▶ _Given exercise_: Return the entries verbatim and drop every picture.

▶ _Items_:
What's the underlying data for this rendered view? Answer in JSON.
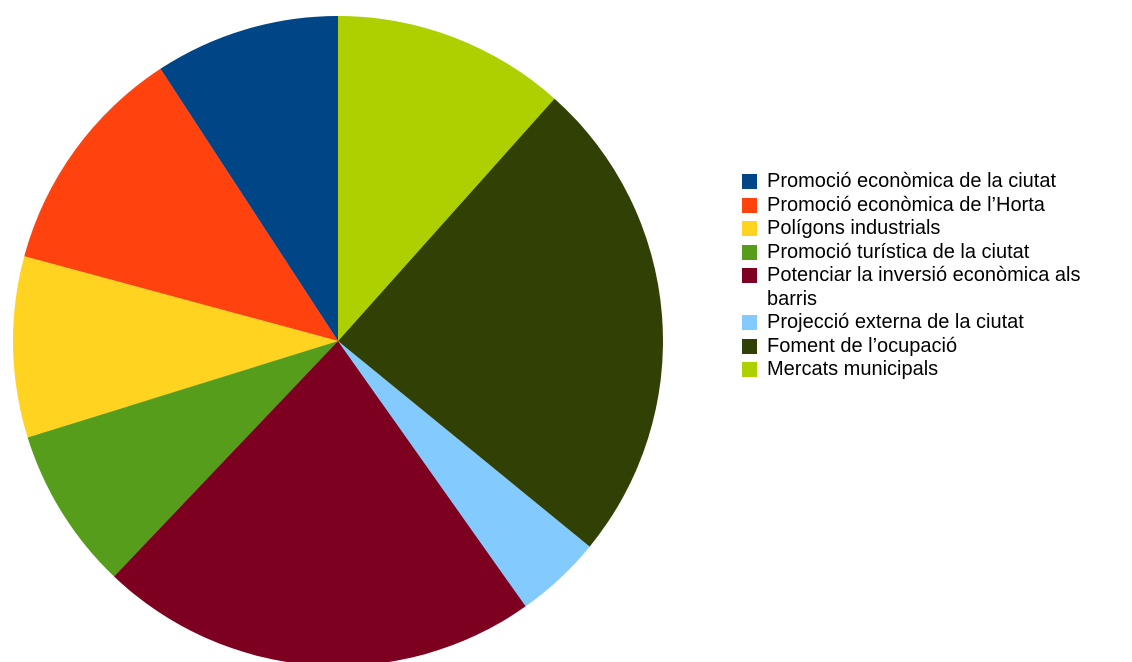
{
  "chart_data": {
    "type": "pie",
    "categories": [
      "Promoció econòmica de la ciutat",
      "Promoció econòmica de l’Horta",
      "Polígons industrials",
      "Promoció turística de la ciutat",
      "Potenciar la inversió econòmica als barris",
      "Projecció externa de la ciutat",
      "Foment de l’ocupació",
      "Mercats municipals"
    ],
    "values": [
      9.2,
      11.6,
      9.0,
      8.1,
      21.9,
      4.3,
      24.3,
      11.6
    ],
    "colors": [
      "#004586",
      "#ff420e",
      "#ffd320",
      "#579d1c",
      "#7e0021",
      "#83caff",
      "#314004",
      "#aecf00"
    ],
    "legend": "right"
  }
}
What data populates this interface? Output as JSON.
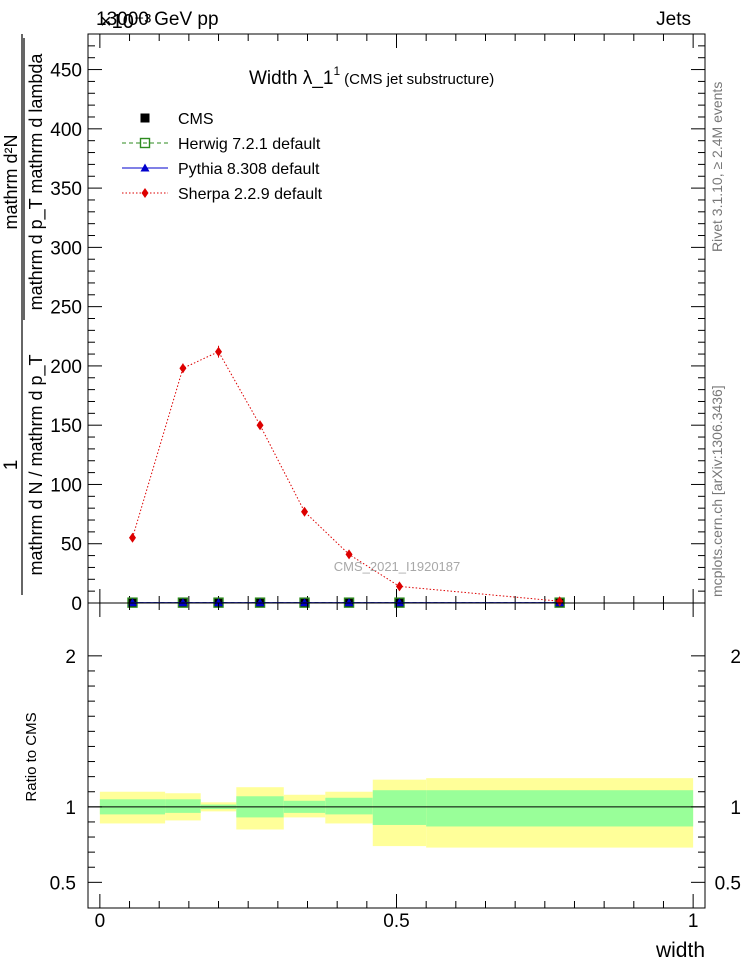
{
  "header": {
    "exponent_label": "×10⁻³",
    "energy_label": "13000 GeV pp",
    "category_label": "Jets"
  },
  "side_text": {
    "rivet": "Rivet 3.1.10, ≥ 2.4M events",
    "mcplots": "mcplots.cern.ch [arXiv:1306.3436]"
  },
  "ylabel_top": {
    "numerator_main": "1",
    "left_fraction_denominator": "mathrm d N / mathrm d p_T",
    "right_fraction_numerator": "mathrm d²N",
    "right_fraction_denominator": "mathrm d p_T mathrm d lambda"
  },
  "chart_data": [
    {
      "type": "line",
      "title": "Width λ_1¹ (CMS jet substructure)",
      "title_main": "Width λ_1",
      "title_sup": "1",
      "title_small": "(CMS jet substructure)",
      "watermark": "CMS_2021_I1920187",
      "xlim": [
        -0.02,
        1.02
      ],
      "ylim": [
        0,
        480
      ],
      "y_ticks": [
        0,
        50,
        100,
        150,
        200,
        250,
        300,
        350,
        400,
        450
      ],
      "legend_position": "top-left",
      "legend": [
        {
          "label": "CMS",
          "color": "#000000",
          "marker": "square-filled",
          "line": "none"
        },
        {
          "label": "Herwig 7.2.1 default",
          "color": "#2e8b1f",
          "marker": "square-open",
          "line": "dashed"
        },
        {
          "label": "Pythia 8.308 default",
          "color": "#0000cc",
          "marker": "triangle",
          "line": "solid"
        },
        {
          "label": "Sherpa 2.2.9 default",
          "color": "#dd0000",
          "marker": "diamond",
          "line": "dotted"
        }
      ],
      "series": [
        {
          "name": "CMS",
          "x": [
            0.055,
            0.14,
            0.2,
            0.27,
            0.345,
            0.42,
            0.505,
            0.775
          ],
          "y": [
            0.3,
            0.3,
            0.3,
            0.3,
            0.3,
            0.3,
            0.3,
            0.3
          ]
        },
        {
          "name": "Herwig 7.2.1 default",
          "x": [
            0.055,
            0.14,
            0.2,
            0.27,
            0.345,
            0.42,
            0.505,
            0.775
          ],
          "y": [
            0.3,
            0.3,
            0.3,
            0.3,
            0.3,
            0.3,
            0.3,
            0.3
          ]
        },
        {
          "name": "Pythia 8.308 default",
          "x": [
            0.055,
            0.14,
            0.2,
            0.27,
            0.345,
            0.42,
            0.505,
            0.775
          ],
          "y": [
            0.3,
            0.3,
            0.3,
            0.3,
            0.3,
            0.3,
            0.3,
            0.3
          ]
        },
        {
          "name": "Sherpa 2.2.9 default",
          "x": [
            0.055,
            0.14,
            0.2,
            0.27,
            0.345,
            0.42,
            0.505,
            0.775
          ],
          "y": [
            55,
            198,
            212,
            150,
            77,
            41,
            14,
            1.5
          ],
          "yerr": [
            2,
            4,
            5,
            3,
            2,
            1.5,
            1,
            0.5
          ]
        }
      ]
    },
    {
      "type": "area",
      "ylabel": "Ratio to CMS",
      "xlabel": "width",
      "xlim": [
        -0.02,
        1.02
      ],
      "ylim": [
        0.33,
        2.35
      ],
      "x_ticks": [
        0,
        0.5,
        1
      ],
      "x_tick_labels": [
        "0",
        "0.5",
        "1"
      ],
      "y_ticks": [
        0.5,
        1,
        2
      ],
      "y_tick_labels": [
        "0.5",
        "1",
        "2"
      ],
      "band_colors": {
        "stat": "#99ff99",
        "total": "#ffff99"
      },
      "bins": [
        {
          "lo": 0.0,
          "hi": 0.11,
          "inner": [
            0.95,
            1.05
          ],
          "outer": [
            0.89,
            1.1
          ]
        },
        {
          "lo": 0.11,
          "hi": 0.17,
          "inner": [
            0.96,
            1.05
          ],
          "outer": [
            0.91,
            1.09
          ]
        },
        {
          "lo": 0.17,
          "hi": 0.23,
          "inner": [
            0.985,
            1.015
          ],
          "outer": [
            0.97,
            1.03
          ]
        },
        {
          "lo": 0.23,
          "hi": 0.31,
          "inner": [
            0.93,
            1.07
          ],
          "outer": [
            0.85,
            1.13
          ]
        },
        {
          "lo": 0.31,
          "hi": 0.38,
          "inner": [
            0.96,
            1.04
          ],
          "outer": [
            0.93,
            1.08
          ]
        },
        {
          "lo": 0.38,
          "hi": 0.46,
          "inner": [
            0.95,
            1.06
          ],
          "outer": [
            0.89,
            1.1
          ]
        },
        {
          "lo": 0.46,
          "hi": 0.55,
          "inner": [
            0.88,
            1.11
          ],
          "outer": [
            0.74,
            1.18
          ]
        },
        {
          "lo": 0.55,
          "hi": 1.0,
          "inner": [
            0.87,
            1.11
          ],
          "outer": [
            0.73,
            1.19
          ]
        }
      ]
    }
  ]
}
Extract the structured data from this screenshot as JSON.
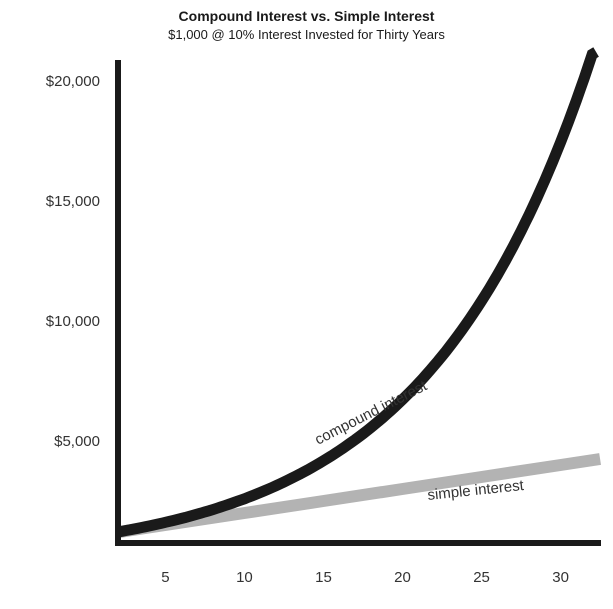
{
  "chart_data": {
    "type": "line",
    "title": "Compound Interest vs. Simple Interest",
    "subtitle": "$1,000 @ 10% Interest Invested for Thirty Years",
    "xlabel": "",
    "ylabel": "",
    "xlim": [
      2,
      33
    ],
    "ylim": [
      0,
      21000
    ],
    "grid": false,
    "x_ticks": [
      5,
      10,
      15,
      20,
      25,
      30
    ],
    "y_ticks": [
      {
        "value": 5000,
        "label": "$5,000"
      },
      {
        "value": 10000,
        "label": "$10,000"
      },
      {
        "value": 15000,
        "label": "$15,000"
      },
      {
        "value": 20000,
        "label": "$20,000"
      }
    ],
    "series": [
      {
        "name": "compound interest",
        "color": "#1a1a1a",
        "principal": 1000,
        "rate": 0.1,
        "x_start": 2,
        "x_end": 33,
        "x": [
          2,
          5,
          10,
          15,
          20,
          25,
          30,
          32,
          33
        ],
        "values": [
          1210,
          1611,
          2594,
          4177,
          6727,
          10835,
          17449,
          21000,
          21000
        ]
      },
      {
        "name": "simple interest",
        "color": "#b3b3b3",
        "x": [
          2,
          5,
          10,
          15,
          20,
          25,
          30,
          32.5
        ],
        "values": [
          1200,
          1500,
          2000,
          2500,
          3000,
          3500,
          4000,
          4250
        ]
      }
    ],
    "annotations": [
      {
        "text": "compound interest",
        "series": 0
      },
      {
        "text": "simple interest",
        "series": 1
      }
    ]
  }
}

▶ _Answer to the exercise_:
What's the underlying data for this rendered view? Answer in JSON.
{
  "chart_data": {
    "type": "pie",
    "categories": [
      "Promoció econòmica de la ciutat",
      "Promoció econòmica de l’Horta",
      "Polígons industrials",
      "Promoció turística de la ciutat",
      "Potenciar la inversió econòmica als barris",
      "Projecció externa de la ciutat",
      "Foment de l’ocupació",
      "Mercats municipals"
    ],
    "values": [
      9.2,
      11.6,
      9.0,
      8.1,
      21.9,
      4.3,
      24.3,
      11.6
    ],
    "colors": [
      "#004586",
      "#ff420e",
      "#ffd320",
      "#579d1c",
      "#7e0021",
      "#83caff",
      "#314004",
      "#aecf00"
    ],
    "legend": "right"
  }
}
What data populates this interface? Output as JSON.
{
  "header": {
    "exponent_label": "×10⁻³",
    "energy_label": "13000 GeV pp",
    "category_label": "Jets"
  },
  "side_text": {
    "rivet": "Rivet 3.1.10, ≥ 2.4M events",
    "mcplots": "mcplots.cern.ch [arXiv:1306.3436]"
  },
  "ylabel_top": {
    "numerator_main": "1",
    "left_fraction_denominator": "mathrm d N / mathrm d p_T",
    "right_fraction_numerator": "mathrm d²N",
    "right_fraction_denominator": "mathrm d p_T mathrm d lambda"
  },
  "chart_data": [
    {
      "type": "line",
      "title": "Width λ_1¹ (CMS jet substructure)",
      "title_main": "Width λ_1",
      "title_sup": "1",
      "title_small": "(CMS jet substructure)",
      "watermark": "CMS_2021_I1920187",
      "xlim": [
        -0.02,
        1.02
      ],
      "ylim": [
        0,
        480
      ],
      "y_ticks": [
        0,
        50,
        100,
        150,
        200,
        250,
        300,
        350,
        400,
        450
      ],
      "legend_position": "top-left",
      "legend": [
        {
          "label": "CMS",
          "color": "#000000",
          "marker": "square-filled",
          "line": "none"
        },
        {
          "label": "Herwig 7.2.1 default",
          "color": "#2e8b1f",
          "marker": "square-open",
          "line": "dashed"
        },
        {
          "label": "Pythia 8.308 default",
          "color": "#0000cc",
          "marker": "triangle",
          "line": "solid"
        },
        {
          "label": "Sherpa 2.2.9 default",
          "color": "#dd0000",
          "marker": "diamond",
          "line": "dotted"
        }
      ],
      "series": [
        {
          "name": "CMS",
          "x": [
            0.055,
            0.14,
            0.2,
            0.27,
            0.345,
            0.42,
            0.505,
            0.775
          ],
          "y": [
            0.3,
            0.3,
            0.3,
            0.3,
            0.3,
            0.3,
            0.3,
            0.3
          ]
        },
        {
          "name": "Herwig 7.2.1 default",
          "x": [
            0.055,
            0.14,
            0.2,
            0.27,
            0.345,
            0.42,
            0.505,
            0.775
          ],
          "y": [
            0.3,
            0.3,
            0.3,
            0.3,
            0.3,
            0.3,
            0.3,
            0.3
          ]
        },
        {
          "name": "Pythia 8.308 default",
          "x": [
            0.055,
            0.14,
            0.2,
            0.27,
            0.345,
            0.42,
            0.505,
            0.775
          ],
          "y": [
            0.3,
            0.3,
            0.3,
            0.3,
            0.3,
            0.3,
            0.3,
            0.3
          ]
        },
        {
          "name": "Sherpa 2.2.9 default",
          "x": [
            0.055,
            0.14,
            0.2,
            0.27,
            0.345,
            0.42,
            0.505,
            0.775
          ],
          "y": [
            55,
            198,
            212,
            150,
            77,
            41,
            14,
            1.5
          ],
          "yerr": [
            2,
            4,
            5,
            3,
            2,
            1.5,
            1,
            0.5
          ]
        }
      ]
    },
    {
      "type": "area",
      "ylabel": "Ratio to CMS",
      "xlabel": "width",
      "xlim": [
        -0.02,
        1.02
      ],
      "ylim": [
        0.33,
        2.35
      ],
      "x_ticks": [
        0,
        0.5,
        1
      ],
      "x_tick_labels": [
        "0",
        "0.5",
        "1"
      ],
      "y_ticks": [
        0.5,
        1,
        2
      ],
      "y_tick_labels": [
        "0.5",
        "1",
        "2"
      ],
      "band_colors": {
        "stat": "#99ff99",
        "total": "#ffff99"
      },
      "bins": [
        {
          "lo": 0.0,
          "hi": 0.11,
          "inner": [
            0.95,
            1.05
          ],
          "outer": [
            0.89,
            1.1
          ]
        },
        {
          "lo": 0.11,
          "hi": 0.17,
          "inner": [
            0.96,
            1.05
          ],
          "outer": [
            0.91,
            1.09
          ]
        },
        {
          "lo": 0.17,
          "hi": 0.23,
          "inner": [
            0.985,
            1.015
          ],
          "outer": [
            0.97,
            1.03
          ]
        },
        {
          "lo": 0.23,
          "hi": 0.31,
          "inner": [
            0.93,
            1.07
          ],
          "outer": [
            0.85,
            1.13
          ]
        },
        {
          "lo": 0.31,
          "hi": 0.38,
          "inner": [
            0.96,
            1.04
          ],
          "outer": [
            0.93,
            1.08
          ]
        },
        {
          "lo": 0.38,
          "hi": 0.46,
          "inner": [
            0.95,
            1.06
          ],
          "outer": [
            0.89,
            1.1
          ]
        },
        {
          "lo": 0.46,
          "hi": 0.55,
          "inner": [
            0.88,
            1.11
          ],
          "outer": [
            0.74,
            1.18
          ]
        },
        {
          "lo": 0.55,
          "hi": 1.0,
          "inner": [
            0.87,
            1.11
          ],
          "outer": [
            0.73,
            1.19
          ]
        }
      ]
    }
  ]
}
Extract the structured data from this screenshot as JSON.
{
  "chart_data": {
    "type": "line",
    "title": "Compound Interest vs. Simple Interest",
    "subtitle": "$1,000 @ 10% Interest Invested for Thirty Years",
    "xlabel": "",
    "ylabel": "",
    "xlim": [
      2,
      33
    ],
    "ylim": [
      0,
      21000
    ],
    "grid": false,
    "x_ticks": [
      5,
      10,
      15,
      20,
      25,
      30
    ],
    "y_ticks": [
      {
        "value": 5000,
        "label": "$5,000"
      },
      {
        "value": 10000,
        "label": "$10,000"
      },
      {
        "value": 15000,
        "label": "$15,000"
      },
      {
        "value": 20000,
        "label": "$20,000"
      }
    ],
    "series": [
      {
        "name": "compound interest",
        "color": "#1a1a1a",
        "principal": 1000,
        "rate": 0.1,
        "x_start": 2,
        "x_end": 33,
        "x": [
          2,
          5,
          10,
          15,
          20,
          25,
          30,
          32,
          33
        ],
        "values": [
          1210,
          1611,
          2594,
          4177,
          6727,
          10835,
          17449,
          21000,
          21000
        ]
      },
      {
        "name": "simple interest",
        "color": "#b3b3b3",
        "x": [
          2,
          5,
          10,
          15,
          20,
          25,
          30,
          32.5
        ],
        "values": [
          1200,
          1500,
          2000,
          2500,
          3000,
          3500,
          4000,
          4250
        ]
      }
    ],
    "annotations": [
      {
        "text": "compound interest",
        "series": 0
      },
      {
        "text": "simple interest",
        "series": 1
      }
    ]
  }
}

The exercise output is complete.